(Stored data)
************
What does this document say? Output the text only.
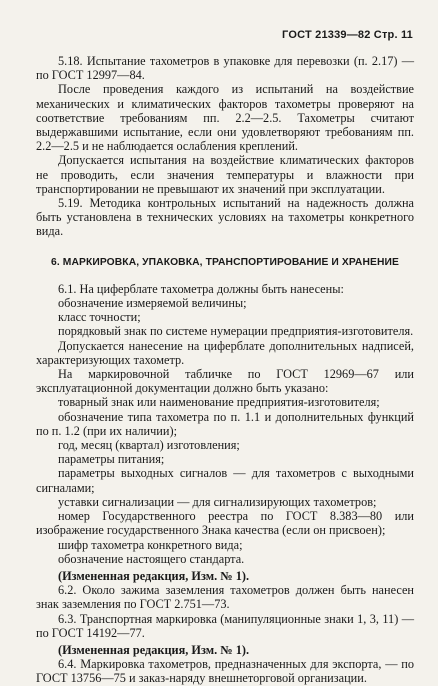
ГОСТ 21339—82 Стр. 11

5.18. Испытание тахометров в упаковке для перевозки (п. 2.17) — по ГОСТ 12997—84.

После проведения каждого из испытаний на воздействие механических и климатических факторов тахометры проверяют на соответствие требованиям пп. 2.2—2.5. Тахометры считают выдержавшими испытание, если они удовлетворяют требованиям пп. 2.2—2.5 и не наблюдается ослабления креплений.

Допускается испытания на воздействие климатических факторов не проводить, если значения температуры и влажности при транспортировании не превышают их значений при эксплуатации.

5.19. Методика контрольных испытаний на надежность должна быть установлена в технических условиях на тахометры конкретного вида.

6. МАРКИРОВКА, УПАКОВКА, ТРАНСПОРТИРОВАНИЕ И ХРАНЕНИЕ

6.1. На циферблате тахометра должны быть нанесены:

обозначение измеряемой величины;

класс точности;

порядковый знак по системе нумерации предприятия-изготовителя.

Допускается нанесение на циферблате дополнительных надписей, характеризующих тахометр.

На маркировочной табличке по ГОСТ 12969—67 или эксплуатационной документации должно быть указано:

товарный знак или наименование предприятия-изготовителя;

обозначение типа тахометра по п. 1.1 и дополнительных функций по п. 1.2 (при их наличии);

год, месяц (квартал) изготовления;

параметры питания;

параметры выходных сигналов — для тахометров с выходными сигналами;

уставки сигнализации — для сигнализирующих тахометров;

номер Государственного реестра по ГОСТ 8.383—80 или изображение государственного Знака качества (если он присвоен);

шифр тахометра конкретного вида;

обозначение настоящего стандарта.

(Измененная редакция, Изм. № 1).

6.2. Около зажима заземления тахометров должен быть нанесен знак заземления по ГОСТ 2.751—73.

6.3. Транспортная маркировка (манипуляционные знаки 1, 3, 11) — по ГОСТ 14192—77.

(Измененная редакция, Изм. № 1).

6.4. Маркировка тахометров, предназначенных для экспорта, — по ГОСТ 13756—75 и заказ-наряду внешнеторговой организации.
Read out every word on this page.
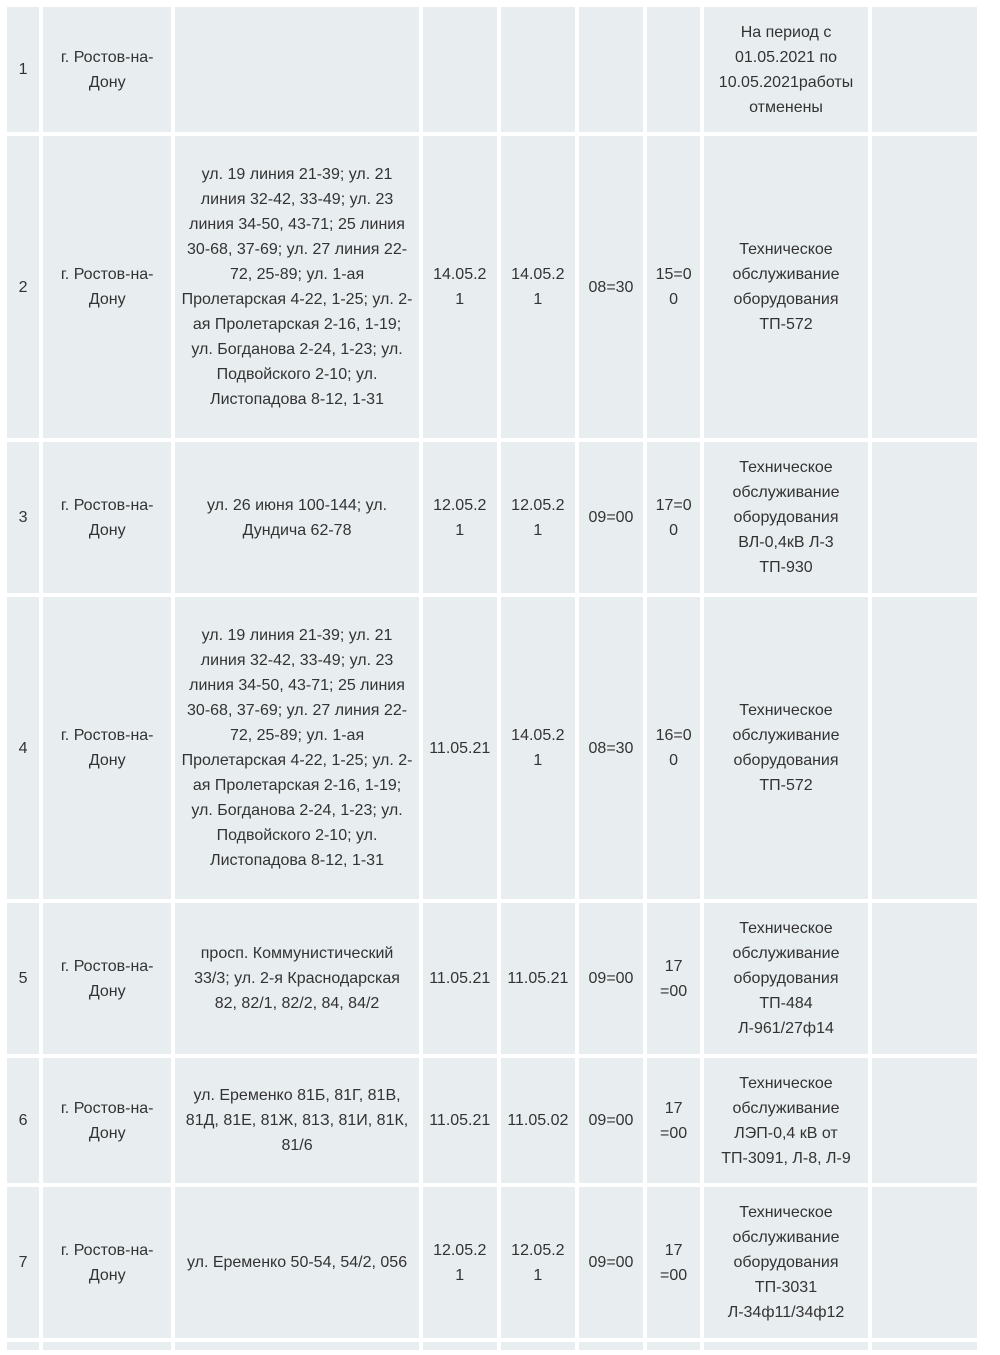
1	г. Ростов-на-Дону						На период с 01.05.2021 по 10.05.2021работы отменены	
2	г. Ростов-на-Дону	ул. 19 линия 21-39; ул. 21 линия 32-42, 33-49; ул. 23 линия 34-50, 43-71; 25 линия 30-68, 37-69; ул. 27 линия 22-72, 25-89; ул. 1-ая Пролетарская 4-22, 1-25; ул. 2-ая Пролетарская 2-16, 1-19; ул. Богданова 2-24, 1-23; ул. Подвойского 2-10; ул. Листопадова 8-12, 1-31	14.05.21	14.05.21	08=30	15=00	Техническое обслуживание оборудования ТП-572	
3	г. Ростов-на-Дону	ул. 26 июня 100-144; ул. Дундича 62-78	12.05.21	12.05.21	09=00	17=00	Техническое обслуживание оборудования ВЛ-0,4кВ Л-3 ТП-930	
4	г. Ростов-на-Дону	ул. 19 линия 21-39; ул. 21 линия 32-42, 33-49; ул. 23 линия 34-50, 43-71; 25 линия 30-68, 37-69; ул. 27 линия 22-72, 25-89; ул. 1-ая Пролетарская 4-22, 1-25; ул. 2-ая Пролетарская 2-16, 1-19; ул. Богданова 2-24, 1-23; ул. Подвойского 2-10; ул. Листопадова 8-12, 1-31	11.05.21	14.05.21	08=30	16=00	Техническое обслуживание оборудования ТП-572	
5	г. Ростов-на-Дону	просп. Коммунистический 33/3; ул. 2-я Краснодарская 82, 82/1, 82/2, 84, 84/2	11.05.21	11.05.21	09=00	17 =00	Техническое обслуживание оборудования ТП-484 Л-961/27ф14	
6	г. Ростов-на-Дону	ул. Еременко 81Б, 81Г, 81В, 81Д, 81Е, 81Ж, 81З, 81И, 81К, 81/6	11.05.21	11.05.02	09=00	17 =00	Техническое обслуживание ЛЭП-0,4 кВ от ТП-3091, Л-8, Л-9	
7	г. Ростов-на-Дону	ул. Еременко 50-54, 54/2, 056	12.05.21	12.05.21	09=00	17 =00	Техническое обслуживание оборудования ТП-3031 Л-34ф11/34ф12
************
Exercise description :: Write out the records above once more, word for word, with no pictures.

The completed task ::
What does this document say? Output the text only.
ГОСТ 21339—82 Стр. 11

5.18. Испытание тахометров в упаковке для перевозки (п. 2.17) — по ГОСТ 12997—84.

После проведения каждого из испытаний на воздействие механических и климатических факторов тахометры проверяют на соответствие требованиям пп. 2.2—2.5. Тахометры считают выдержавшими испытание, если они удовлетворяют требованиям пп. 2.2—2.5 и не наблюдается ослабления креплений.

Допускается испытания на воздействие климатических факторов не проводить, если значения температуры и влажности при транспортировании не превышают их значений при эксплуатации.

5.19. Методика контрольных испытаний на надежность должна быть установлена в технических условиях на тахометры конкретного вида.

6. МАРКИРОВКА, УПАКОВКА, ТРАНСПОРТИРОВАНИЕ И ХРАНЕНИЕ

6.1. На циферблате тахометра должны быть нанесены:

обозначение измеряемой величины;

класс точности;

порядковый знак по системе нумерации предприятия-изготовителя.

Допускается нанесение на циферблате дополнительных надписей, характеризующих тахометр.

На маркировочной табличке по ГОСТ 12969—67 или эксплуатационной документации должно быть указано:

товарный знак или наименование предприятия-изготовителя;

обозначение типа тахометра по п. 1.1 и дополнительных функций по п. 1.2 (при их наличии);

год, месяц (квартал) изготовления;

параметры питания;

параметры выходных сигналов — для тахометров с выходными сигналами;

уставки сигнализации — для сигнализирующих тахометров;

номер Государственного реестра по ГОСТ 8.383—80 или изображение государственного Знака качества (если он присвоен);

шифр тахометра конкретного вида;

обозначение настоящего стандарта.

(Измененная редакция, Изм. № 1).

6.2. Около зажима заземления тахометров должен быть нанесен знак заземления по ГОСТ 2.751—73.

6.3. Транспортная маркировка (манипуляционные знаки 1, 3, 11) — по ГОСТ 14192—77.

(Измененная редакция, Изм. № 1).

6.4. Маркировка тахометров, предназначенных для экспорта, — по ГОСТ 13756—75 и заказ-наряду внешнеторговой организации.
Read out every word on this page.
1	г. Ростов-на-Дону						На период с 01.05.2021 по 10.05.2021работы отменены	
2	г. Ростов-на-Дону	ул. 19 линия 21-39; ул. 21 линия 32-42, 33-49; ул. 23 линия 34-50, 43-71; 25 линия 30-68, 37-69; ул. 27 линия 22-72, 25-89; ул. 1-ая Пролетарская 4-22, 1-25; ул. 2-ая Пролетарская 2-16, 1-19; ул. Богданова 2-24, 1-23; ул. Подвойского 2-10; ул. Листопадова 8-12, 1-31	14.05.21	14.05.21	08=30	15=00	Техническое обслуживание оборудования ТП-572	
3	г. Ростов-на-Дону	ул. 26 июня 100-144; ул. Дундича 62-78	12.05.21	12.05.21	09=00	17=00	Техническое обслуживание оборудования ВЛ-0,4кВ Л-3 ТП-930	
4	г. Ростов-на-Дону	ул. 19 линия 21-39; ул. 21 линия 32-42, 33-49; ул. 23 линия 34-50, 43-71; 25 линия 30-68, 37-69; ул. 27 линия 22-72, 25-89; ул. 1-ая Пролетарская 4-22, 1-25; ул. 2-ая Пролетарская 2-16, 1-19; ул. Богданова 2-24, 1-23; ул. Подвойского 2-10; ул. Листопадова 8-12, 1-31	11.05.21	14.05.21	08=30	16=00	Техническое обслуживание оборудования ТП-572	
5	г. Ростов-на-Дону	просп. Коммунистический 33/3; ул. 2-я Краснодарская 82, 82/1, 82/2, 84, 84/2	11.05.21	11.05.21	09=00	17 =00	Техническое обслуживание оборудования ТП-484 Л-961/27ф14	
6	г. Ростов-на-Дону	ул. Еременко 81Б, 81Г, 81В, 81Д, 81Е, 81Ж, 81З, 81И, 81К, 81/6	11.05.21	11.05.02	09=00	17 =00	Техническое обслуживание ЛЭП-0,4 кВ от ТП-3091, Л-8, Л-9	
7	г. Ростов-на-Дону	ул. Еременко 50-54, 54/2, 056	12.05.21	12.05.21	09=00	17 =00	Техническое обслуживание оборудования ТП-3031 Л-34ф11/34ф12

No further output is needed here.